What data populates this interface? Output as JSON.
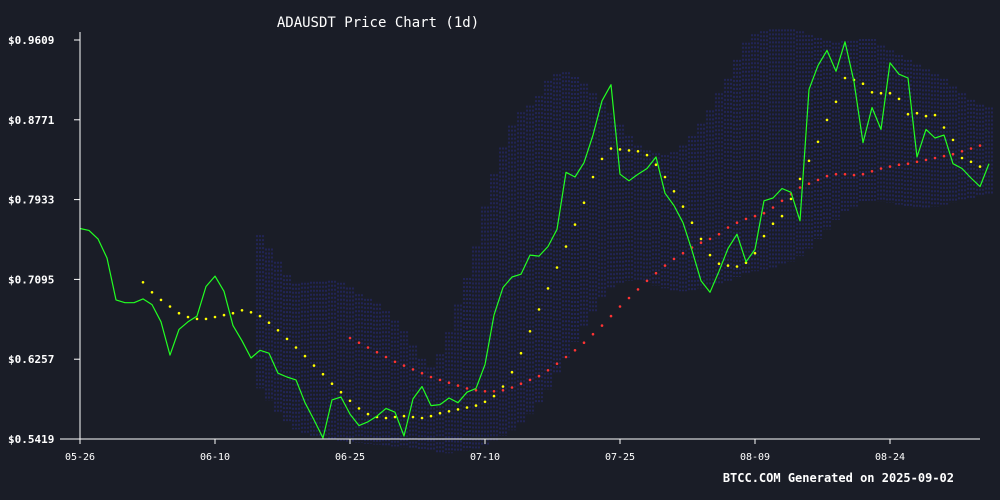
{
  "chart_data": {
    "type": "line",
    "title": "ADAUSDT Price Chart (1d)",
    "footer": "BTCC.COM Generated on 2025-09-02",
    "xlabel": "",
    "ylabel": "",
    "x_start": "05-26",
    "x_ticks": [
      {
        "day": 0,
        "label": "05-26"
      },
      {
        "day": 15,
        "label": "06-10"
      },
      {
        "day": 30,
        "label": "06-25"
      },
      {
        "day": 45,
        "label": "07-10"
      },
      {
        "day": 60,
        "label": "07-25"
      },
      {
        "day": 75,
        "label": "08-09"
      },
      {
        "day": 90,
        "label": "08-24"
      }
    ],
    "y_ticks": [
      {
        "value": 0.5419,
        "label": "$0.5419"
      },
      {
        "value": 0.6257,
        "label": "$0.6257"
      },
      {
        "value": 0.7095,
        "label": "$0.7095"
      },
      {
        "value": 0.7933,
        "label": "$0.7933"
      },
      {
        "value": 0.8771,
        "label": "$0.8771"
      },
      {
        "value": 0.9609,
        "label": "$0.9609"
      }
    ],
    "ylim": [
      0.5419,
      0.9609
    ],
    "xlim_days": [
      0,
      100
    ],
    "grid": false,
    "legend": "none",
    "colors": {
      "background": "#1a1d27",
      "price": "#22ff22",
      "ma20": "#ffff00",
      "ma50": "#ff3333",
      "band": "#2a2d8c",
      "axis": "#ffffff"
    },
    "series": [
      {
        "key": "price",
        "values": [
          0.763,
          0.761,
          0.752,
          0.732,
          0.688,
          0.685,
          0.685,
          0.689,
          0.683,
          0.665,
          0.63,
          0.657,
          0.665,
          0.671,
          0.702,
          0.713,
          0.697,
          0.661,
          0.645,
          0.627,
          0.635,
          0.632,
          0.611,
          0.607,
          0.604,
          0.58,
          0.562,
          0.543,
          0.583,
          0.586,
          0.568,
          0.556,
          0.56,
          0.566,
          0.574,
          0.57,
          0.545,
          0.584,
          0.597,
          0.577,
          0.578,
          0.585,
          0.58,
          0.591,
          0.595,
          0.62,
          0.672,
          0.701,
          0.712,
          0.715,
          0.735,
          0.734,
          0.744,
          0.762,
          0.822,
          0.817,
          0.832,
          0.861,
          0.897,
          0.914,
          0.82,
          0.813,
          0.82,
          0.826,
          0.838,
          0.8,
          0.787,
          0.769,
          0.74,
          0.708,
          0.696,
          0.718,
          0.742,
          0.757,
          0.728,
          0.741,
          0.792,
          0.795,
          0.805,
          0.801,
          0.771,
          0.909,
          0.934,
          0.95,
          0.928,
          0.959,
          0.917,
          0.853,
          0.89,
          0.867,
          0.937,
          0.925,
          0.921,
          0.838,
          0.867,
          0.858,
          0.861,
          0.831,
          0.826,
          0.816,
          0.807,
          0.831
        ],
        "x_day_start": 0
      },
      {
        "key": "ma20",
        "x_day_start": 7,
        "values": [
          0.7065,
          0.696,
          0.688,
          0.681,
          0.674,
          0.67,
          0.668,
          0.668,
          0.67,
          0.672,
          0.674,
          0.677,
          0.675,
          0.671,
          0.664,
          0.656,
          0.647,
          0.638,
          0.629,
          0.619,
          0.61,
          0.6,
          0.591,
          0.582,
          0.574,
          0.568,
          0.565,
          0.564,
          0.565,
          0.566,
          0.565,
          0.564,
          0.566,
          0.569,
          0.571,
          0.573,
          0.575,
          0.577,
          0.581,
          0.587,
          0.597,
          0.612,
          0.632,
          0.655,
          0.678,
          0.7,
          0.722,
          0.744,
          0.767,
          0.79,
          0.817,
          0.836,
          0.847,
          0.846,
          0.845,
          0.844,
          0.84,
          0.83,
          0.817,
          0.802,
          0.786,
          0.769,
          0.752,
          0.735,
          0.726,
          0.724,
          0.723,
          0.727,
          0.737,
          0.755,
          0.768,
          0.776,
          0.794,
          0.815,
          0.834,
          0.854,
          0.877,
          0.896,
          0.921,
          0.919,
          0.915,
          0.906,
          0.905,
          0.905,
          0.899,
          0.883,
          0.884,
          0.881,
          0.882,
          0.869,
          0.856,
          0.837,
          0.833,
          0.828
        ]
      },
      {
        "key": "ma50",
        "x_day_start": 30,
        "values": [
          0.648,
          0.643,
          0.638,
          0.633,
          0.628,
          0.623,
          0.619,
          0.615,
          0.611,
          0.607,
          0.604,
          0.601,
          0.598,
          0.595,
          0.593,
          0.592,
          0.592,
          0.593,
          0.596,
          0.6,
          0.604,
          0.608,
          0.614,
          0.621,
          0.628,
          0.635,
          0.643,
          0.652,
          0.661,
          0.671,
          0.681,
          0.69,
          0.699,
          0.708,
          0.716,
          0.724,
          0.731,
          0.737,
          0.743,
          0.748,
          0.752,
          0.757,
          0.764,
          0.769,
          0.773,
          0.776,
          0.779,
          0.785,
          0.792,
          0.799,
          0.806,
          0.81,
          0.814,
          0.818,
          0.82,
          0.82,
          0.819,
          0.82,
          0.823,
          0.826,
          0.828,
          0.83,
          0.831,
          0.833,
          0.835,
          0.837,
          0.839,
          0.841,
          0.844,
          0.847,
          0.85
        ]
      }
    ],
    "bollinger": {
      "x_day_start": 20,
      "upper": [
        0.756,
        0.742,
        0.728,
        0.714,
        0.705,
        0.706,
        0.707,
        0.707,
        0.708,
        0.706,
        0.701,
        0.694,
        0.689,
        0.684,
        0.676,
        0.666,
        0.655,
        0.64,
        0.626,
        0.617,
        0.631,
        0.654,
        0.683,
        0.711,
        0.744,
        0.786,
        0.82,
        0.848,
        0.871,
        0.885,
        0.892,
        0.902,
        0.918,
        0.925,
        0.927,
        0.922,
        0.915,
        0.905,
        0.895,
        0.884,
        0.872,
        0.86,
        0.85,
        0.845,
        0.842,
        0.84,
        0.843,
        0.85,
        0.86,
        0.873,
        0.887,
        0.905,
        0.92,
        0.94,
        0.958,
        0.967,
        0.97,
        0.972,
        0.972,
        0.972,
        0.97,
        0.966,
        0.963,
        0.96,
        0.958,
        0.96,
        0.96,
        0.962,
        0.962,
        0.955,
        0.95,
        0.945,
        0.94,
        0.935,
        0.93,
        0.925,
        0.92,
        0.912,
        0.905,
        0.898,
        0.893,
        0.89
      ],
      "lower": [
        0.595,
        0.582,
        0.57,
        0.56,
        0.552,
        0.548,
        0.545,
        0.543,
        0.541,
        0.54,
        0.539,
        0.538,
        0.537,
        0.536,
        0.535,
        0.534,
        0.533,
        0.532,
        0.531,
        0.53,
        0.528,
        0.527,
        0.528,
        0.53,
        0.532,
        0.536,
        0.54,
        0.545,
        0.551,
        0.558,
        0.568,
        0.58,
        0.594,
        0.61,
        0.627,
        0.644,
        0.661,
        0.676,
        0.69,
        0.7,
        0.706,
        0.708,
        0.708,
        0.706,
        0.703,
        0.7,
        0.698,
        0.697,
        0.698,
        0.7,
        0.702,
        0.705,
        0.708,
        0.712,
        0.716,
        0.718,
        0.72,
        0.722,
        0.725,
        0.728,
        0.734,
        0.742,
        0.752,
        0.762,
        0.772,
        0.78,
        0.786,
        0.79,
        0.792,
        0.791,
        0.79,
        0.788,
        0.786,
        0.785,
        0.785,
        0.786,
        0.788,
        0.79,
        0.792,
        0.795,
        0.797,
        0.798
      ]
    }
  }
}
--
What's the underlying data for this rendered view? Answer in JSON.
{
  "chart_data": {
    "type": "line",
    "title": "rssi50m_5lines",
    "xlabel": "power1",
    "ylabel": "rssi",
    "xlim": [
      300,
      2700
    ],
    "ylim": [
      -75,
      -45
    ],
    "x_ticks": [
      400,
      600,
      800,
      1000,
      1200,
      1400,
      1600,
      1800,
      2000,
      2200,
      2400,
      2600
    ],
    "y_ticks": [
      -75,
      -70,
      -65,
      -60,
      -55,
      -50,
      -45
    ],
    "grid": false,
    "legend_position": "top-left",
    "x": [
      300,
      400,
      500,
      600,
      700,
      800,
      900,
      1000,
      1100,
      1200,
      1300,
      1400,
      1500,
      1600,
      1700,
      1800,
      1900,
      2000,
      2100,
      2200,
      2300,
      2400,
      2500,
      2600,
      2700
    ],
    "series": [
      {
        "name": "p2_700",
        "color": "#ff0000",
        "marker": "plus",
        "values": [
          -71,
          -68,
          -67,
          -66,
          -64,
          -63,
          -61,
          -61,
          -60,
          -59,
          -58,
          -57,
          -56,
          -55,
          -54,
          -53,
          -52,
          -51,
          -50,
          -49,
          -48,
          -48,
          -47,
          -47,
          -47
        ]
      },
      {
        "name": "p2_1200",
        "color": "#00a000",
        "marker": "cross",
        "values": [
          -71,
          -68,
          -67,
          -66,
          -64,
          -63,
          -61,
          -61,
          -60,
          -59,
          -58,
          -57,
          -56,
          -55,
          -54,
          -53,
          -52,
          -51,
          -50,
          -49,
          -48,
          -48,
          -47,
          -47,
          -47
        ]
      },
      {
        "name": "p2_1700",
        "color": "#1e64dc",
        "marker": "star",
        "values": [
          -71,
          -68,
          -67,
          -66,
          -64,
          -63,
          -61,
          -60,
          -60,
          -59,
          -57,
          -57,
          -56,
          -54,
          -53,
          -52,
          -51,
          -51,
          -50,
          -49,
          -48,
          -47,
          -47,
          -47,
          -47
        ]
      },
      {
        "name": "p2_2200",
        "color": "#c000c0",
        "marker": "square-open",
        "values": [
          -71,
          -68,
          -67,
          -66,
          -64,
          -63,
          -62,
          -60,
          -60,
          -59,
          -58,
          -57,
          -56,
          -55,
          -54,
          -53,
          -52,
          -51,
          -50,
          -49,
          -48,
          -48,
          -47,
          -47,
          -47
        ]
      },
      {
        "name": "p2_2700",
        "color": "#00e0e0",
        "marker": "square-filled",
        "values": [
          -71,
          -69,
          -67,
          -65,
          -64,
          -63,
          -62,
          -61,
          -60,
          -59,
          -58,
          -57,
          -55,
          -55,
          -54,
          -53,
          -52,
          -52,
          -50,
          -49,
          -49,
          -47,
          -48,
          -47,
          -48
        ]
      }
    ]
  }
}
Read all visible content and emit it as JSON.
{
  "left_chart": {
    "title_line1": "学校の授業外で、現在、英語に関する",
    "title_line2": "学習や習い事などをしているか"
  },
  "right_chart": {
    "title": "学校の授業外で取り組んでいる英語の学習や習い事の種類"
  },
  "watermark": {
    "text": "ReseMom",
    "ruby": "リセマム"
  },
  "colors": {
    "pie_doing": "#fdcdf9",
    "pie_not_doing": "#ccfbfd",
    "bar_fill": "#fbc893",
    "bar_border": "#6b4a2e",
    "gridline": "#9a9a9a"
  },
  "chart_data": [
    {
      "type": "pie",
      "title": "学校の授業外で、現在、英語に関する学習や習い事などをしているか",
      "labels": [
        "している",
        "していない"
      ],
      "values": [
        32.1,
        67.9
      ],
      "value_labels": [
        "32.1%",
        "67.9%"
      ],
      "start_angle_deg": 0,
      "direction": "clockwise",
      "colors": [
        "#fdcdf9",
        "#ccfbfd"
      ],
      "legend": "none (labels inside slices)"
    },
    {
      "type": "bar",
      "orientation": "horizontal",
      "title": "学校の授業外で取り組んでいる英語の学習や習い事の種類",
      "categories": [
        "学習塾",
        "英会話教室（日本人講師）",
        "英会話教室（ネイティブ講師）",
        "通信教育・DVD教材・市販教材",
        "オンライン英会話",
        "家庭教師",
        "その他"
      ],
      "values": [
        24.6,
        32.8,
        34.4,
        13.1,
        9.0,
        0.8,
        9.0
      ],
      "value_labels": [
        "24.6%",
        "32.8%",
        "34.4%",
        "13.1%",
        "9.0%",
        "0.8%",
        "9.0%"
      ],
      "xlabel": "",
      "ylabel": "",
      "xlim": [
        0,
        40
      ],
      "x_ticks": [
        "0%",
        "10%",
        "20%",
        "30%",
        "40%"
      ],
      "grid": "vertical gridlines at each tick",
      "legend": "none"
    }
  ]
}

** Set problem **
Report how many lines in the listing include the word "square". Give nothing but the count.

** Task result **
2